> EXERCISE INSTRUCTIONS:
A: According to the resampling thread, how many hours does every fourth year have?
B: Please sum up the resampling thread in two sentences.
C: Extend the resampling thread, picking up right after its final sentence.

> EXCERPTED PASSAGE:
** Begin **
What is the fastest way to repeatedly resample timeseries data of the same shape?
Problem: I have 30 years of an hourly timeseries which I want to resample to yearly and by calendar year (resample rule 'AS'). I need to both find the mean in each year and the sum. There are no missing hours. I then need to do this over 10,000 times. For the script I am writing, this resampling step takes by far the most time and is the limiting factor with regards to optimising the run time. Because of leap years, one cannot resample by a consistent 8760 hours as every forth year has 8784 hours.
Example code:
import pandas as pd
import numpy as np
import time
hourly_timeseries = pd.DataFrame(
index=pd.date_range(
pd.Timestamp(2020, 1, 1, 0, 0),
pd.Timestamp(2050, 12, 31, 23, 30),
freq="60min")
)
hourly_timeseries['value'] = np.random.rand(len(hourly_timeseries))
# Constraints imposed by wider problem:
# 1. each hourly_timeseries is unique
# 2. each hourly_timeseries is the same shape and has the same datetimeindex
# 3. a maximum of 10 timeseries can be grouped as columns in dataframe
start_time = time.perf_counter()
for num in range(100): # setting as 100 so it runs faster, this is 10,000 in practice
yearly_timeseries_mean = hourly_timeseries.resample('AS').mean() # resample by calendar year
yearly_timeseries_sum = hourly_timeseries.resample('AS').sum()
finish_time = time.perf_counter()
print(f"Ran in {start_time - finish_time:0.4f} seconds")
>>> Ran in -3.0516 seconds
Solutions I have explored:
- I have made some speed improvements by aggregating multiple timeseries into a dataframe and resampling them at the same time; however, due to the restrictions of the set-up of the wider problem I am solving, I am limited to having 10 timeseries in each dataframe. Therefore, the problem still stands: is there a way to dramatically speed up resampling of timeseries data if you know the shape of the array will always be the same?
- I also looked into using numba but this does not make pandas functions quicker.
Possible solutions which sound reasonable but I cannot find after researching:
- resample 3D array of timeseries data with numpy
- Cache the index that is being resampled and then somehow do every resample after the first resample much faster
Thanks for your help :)
CodePudding user response:
As I wrote in comment, I prepared indices for each year and used them to calculate sum much for each year faster.
Next I removed unnecessary calculation of sum under mean again, instead calculating mean as sum/length_of_indices
for each year.
** End **
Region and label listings
** Begin **
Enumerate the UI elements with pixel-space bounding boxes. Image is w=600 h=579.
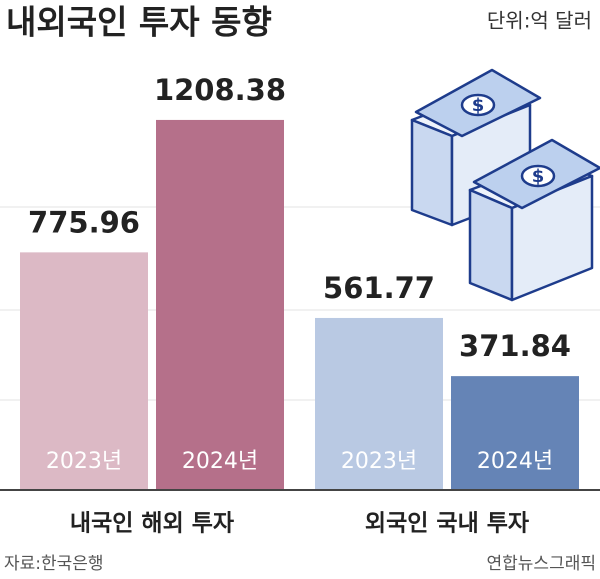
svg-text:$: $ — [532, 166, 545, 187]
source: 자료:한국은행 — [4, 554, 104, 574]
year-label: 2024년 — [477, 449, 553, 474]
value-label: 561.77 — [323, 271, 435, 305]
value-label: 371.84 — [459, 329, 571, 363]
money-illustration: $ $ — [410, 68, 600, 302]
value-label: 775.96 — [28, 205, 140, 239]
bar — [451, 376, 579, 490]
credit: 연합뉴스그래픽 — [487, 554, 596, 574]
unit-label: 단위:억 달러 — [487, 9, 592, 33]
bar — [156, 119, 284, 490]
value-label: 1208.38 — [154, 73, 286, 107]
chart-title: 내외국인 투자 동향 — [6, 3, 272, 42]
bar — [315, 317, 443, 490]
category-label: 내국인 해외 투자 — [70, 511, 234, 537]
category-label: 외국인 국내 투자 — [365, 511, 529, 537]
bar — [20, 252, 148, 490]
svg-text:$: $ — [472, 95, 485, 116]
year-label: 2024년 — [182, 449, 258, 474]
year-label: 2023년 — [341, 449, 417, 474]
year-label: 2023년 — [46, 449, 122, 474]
** End **
** Begin **
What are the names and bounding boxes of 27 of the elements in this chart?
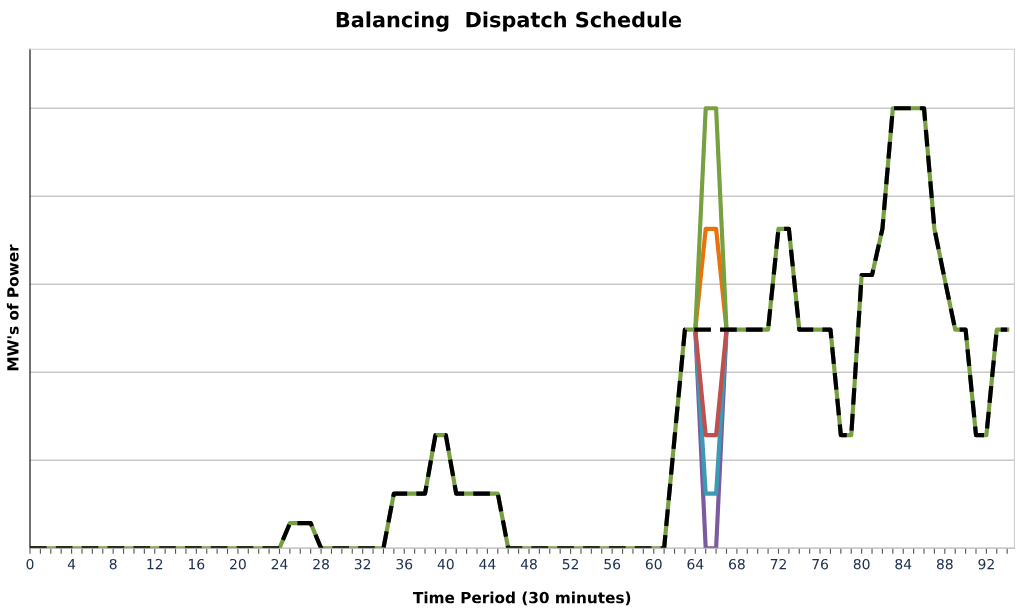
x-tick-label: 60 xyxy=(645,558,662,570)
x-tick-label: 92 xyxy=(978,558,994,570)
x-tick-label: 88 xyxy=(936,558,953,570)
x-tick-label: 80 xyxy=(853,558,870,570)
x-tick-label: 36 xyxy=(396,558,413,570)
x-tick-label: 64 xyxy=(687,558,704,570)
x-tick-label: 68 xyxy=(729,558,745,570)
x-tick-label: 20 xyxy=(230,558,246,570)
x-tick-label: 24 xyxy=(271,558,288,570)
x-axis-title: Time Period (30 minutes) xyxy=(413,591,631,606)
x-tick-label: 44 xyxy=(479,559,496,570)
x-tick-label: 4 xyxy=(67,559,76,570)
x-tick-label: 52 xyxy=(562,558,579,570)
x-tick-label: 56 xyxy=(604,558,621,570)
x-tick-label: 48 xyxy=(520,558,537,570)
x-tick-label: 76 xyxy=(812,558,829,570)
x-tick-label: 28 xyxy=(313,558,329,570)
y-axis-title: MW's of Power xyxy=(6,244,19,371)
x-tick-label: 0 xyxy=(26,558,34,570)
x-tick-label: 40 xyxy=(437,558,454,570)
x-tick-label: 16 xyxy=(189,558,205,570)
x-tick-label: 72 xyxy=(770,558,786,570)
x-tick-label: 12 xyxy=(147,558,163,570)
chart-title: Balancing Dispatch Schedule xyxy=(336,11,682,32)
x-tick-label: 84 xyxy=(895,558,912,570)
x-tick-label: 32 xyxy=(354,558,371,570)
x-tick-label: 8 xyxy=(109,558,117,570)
** End **
> ANSWERS IN ORDER:
A: 8784 hours.

B: A user needs to resample 30 years of hourly data by calendar year to get both the yearly mean and sum over 10,000 times, and this step takes by far the most time in their script. A reply says it prepared indices for each year to calculate the sums faster and calculated each mean as the sum divided by the length of that year's indices.

C:
For N=1000 its ~9x faster
import pandas as pd
import numpy as np
import time
hourly_timeseries = pd.DataFrame(
index=pd.date_range(
pd.Timestamp(2020, 1, 1, 0, 0),
pd.Timestamp(2050, 12, 31, 23, 30),
freq="60min")
)
hourly_timeseries['value'] = np.random.rand(len(hourly_timeseries))
# Constraints imposed by wider problem:
# 1. each hourly_timeseries is unique
# 2. each hourly_timeseries is the same shape and has the same datetimeindex
# 3. a maximum of 10 timeseries can be grouped as columns in dataframe
start_time = time.perf_counter()
for num in range(100): # setting as 100 so it runs faster, this is 10,000 in practice
yearly_timeseries_mean = hourly_timeseries.resample('AS').mean() # resample by calendar year
yearly_timeseries_sum = hourly_timeseries.resample('AS').sum()
finish_time = time.perf_counter()
print(f"Ran in {finish_time - start_time:0.4f} seconds")
start_time = time.perf_counter()
events_years = hourly_timeseries.index.year
unique_years = np.sort(np.unique(events_years))
indices_per_year = [np.where(events_years == year)[0] for year in unique_years]
len_indices_per_year = np.array([len(year_indices) for year_indices in indices_per_year])
for num in range(100): # setting as 100 so it runs faster, this is 10,000 in practice
temp = hourly_timeseries.values
yearly_timeseries_sum2 = np.array([np.sum(temp[year_indices]) for year_indices in indices_per_year])
yearly_timeseries_mean2 = yearly_timeseries_sum2 / len_indices_per_year
finish_time = time.perf_counter()
print(f"Ran in {finish_time - start_time:0.4f} seconds")
assert np.allclose(yearly_timeseries_sum.values.flatten(), yearly_timeseries_sum2)
assert np.allclose(yearly_timeseries_mean.values.flatten(), yearly_timeseries_mean2)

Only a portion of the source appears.